Find secret word with match-count feedback
Company: Google
Role: Software Engineer
Category: Coding & Algorithms
Difficulty: hard
Interview Round: Technical Screen
Quick Answer: This question evaluates algorithmic reasoning and inference from constrained feedback, testing skills in information-theoretic deduction, pattern matching, and search strategy within a bounded-query interactive setting.
Constraints
- `1 <= len(words) <= 100`
- `1 <= len(words[i]) <= 10`
- All words are unique, lowercase, and have the same length `L`
- `secret` is guaranteed to be one of the words in `words`
- Your algorithm may use at most 10 simulated `matchCount` calls
- Test data is designed so that a correct elimination strategy can identify the secret within the limit
Examples
Input: (["acckzz", "ccbazz", "eiowzz", "abcczz"], "acckzz")
Expected Output: 'acckzz'
Explanation: The secret is already one of the candidates. Using match-count feedback, the candidate set shrinks until `acckzz` is identified.
Input: (["secret"], "secret")
Expected Output: 'secret'
Explanation: With only one word in the list, the first allowed guess must be the secret.
Input: (["a", "b", "c"], "b")

▶ _PROBLEM SET_:
#1 Could you update the secret word problem from "Find secret word" up to and including "bounded-query interactive setting.", putting "Onsite Interview" in place of "Technical Screen"?
#2 Can you go on with the secret word problem, picking up right after its final line?

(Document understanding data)
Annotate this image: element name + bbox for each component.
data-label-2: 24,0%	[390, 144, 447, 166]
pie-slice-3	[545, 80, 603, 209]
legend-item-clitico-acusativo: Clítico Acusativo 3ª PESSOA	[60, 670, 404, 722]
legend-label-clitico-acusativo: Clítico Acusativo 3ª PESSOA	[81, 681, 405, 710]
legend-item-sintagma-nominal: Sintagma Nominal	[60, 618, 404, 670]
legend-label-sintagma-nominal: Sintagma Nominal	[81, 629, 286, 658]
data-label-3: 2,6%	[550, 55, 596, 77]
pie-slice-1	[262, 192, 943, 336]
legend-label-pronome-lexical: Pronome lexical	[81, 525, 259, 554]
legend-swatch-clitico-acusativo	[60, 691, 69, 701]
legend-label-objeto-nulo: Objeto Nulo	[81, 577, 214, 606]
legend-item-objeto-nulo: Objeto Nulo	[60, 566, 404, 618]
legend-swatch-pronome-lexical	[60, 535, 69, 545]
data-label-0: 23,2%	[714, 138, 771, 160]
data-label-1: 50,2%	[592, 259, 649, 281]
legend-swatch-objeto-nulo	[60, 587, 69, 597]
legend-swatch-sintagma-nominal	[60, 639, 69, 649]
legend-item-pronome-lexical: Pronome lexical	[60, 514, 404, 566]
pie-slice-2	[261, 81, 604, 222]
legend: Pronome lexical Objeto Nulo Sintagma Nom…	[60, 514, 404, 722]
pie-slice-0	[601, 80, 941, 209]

▶ _ANSWERS BY ITEM_:
#1
Find secret word with match-count feedback
Company: Google
Role: Software Engineer
Category: Coding & Algorithms
Difficulty: hard
Interview Round: Onsite Interview
Quick Answer: This question evaluates algorithmic reasoning and inference from constrained feedback, testing skills in information-theoretic deduction, pattern matching, and search strategy within a bounded-query interactive setting.

#2
Expected Output: 'b'
Explanation: This is a smallest-length edge case. Each guess returns either 0 or 1 exact matches, so the remaining candidates shrink immediately.
Input: (["wichbx", "oahwep", "tpulot", "eqznzs", "vvmplb", "eywinm", "dqefpt", "kmjmxr", "ihkovg", "trbzyb"], "eqznzs")
Expected Output: 'eqznzs'
Explanation: A partition-based strategy uses each feedback value to discard inconsistent words until `eqznzs` remains.
Solution
def solution(words, secret):
if not words or secret not in words:
return ""
n = len(words)
L = len(words[0])
def exact_matches(a, b):
return sum(ch1 == ch2 for ch1, ch2 in zip(a, b))
guesses_used = 0
def matchCount(guess):
nonlocal guesses_used
guesses_used += 1
return exact_matches(guess, secret)
# Precompute pairwise match counts between every pair of words.
match_matrix = [[0] * n for _ in range(n)]
for i in range(n):
for j in range(i, n):
m = exact_matches(words[i], words[j])
match_matrix[i][j] = m
match_matrix[j][i] = m
candidates = list(range(n))
used = set()
while candidates and guesses_used < 10:
if len(candidates) == 1:
guess_idx = candidates[0]
else:
candidate_set = set(candidates)
best_idx = None
best_worst_bucket = float("inf")
best_is_candidate = False
for i in range(n):
if i in used:
continue
buckets = [0] * (L + 1)
for j in candidates:
buckets[match_matrix[i][j]] += 1
worst_bucket = max(buckets)
is_candidate = i in candidate_set
if (
best_idx is None
or worst_bucket < best_worst_bucket
or (
worst_bucket == best_worst_bucket
and is_candidate
and not best_is_candidate
)
):
best_idx = i
best_worst_bucket = worst_bucket
best_is_candidate = is_candidate
guess_idx = best_idx
used.add(guess_idx)
feedback = matchCount(words[guess_idx])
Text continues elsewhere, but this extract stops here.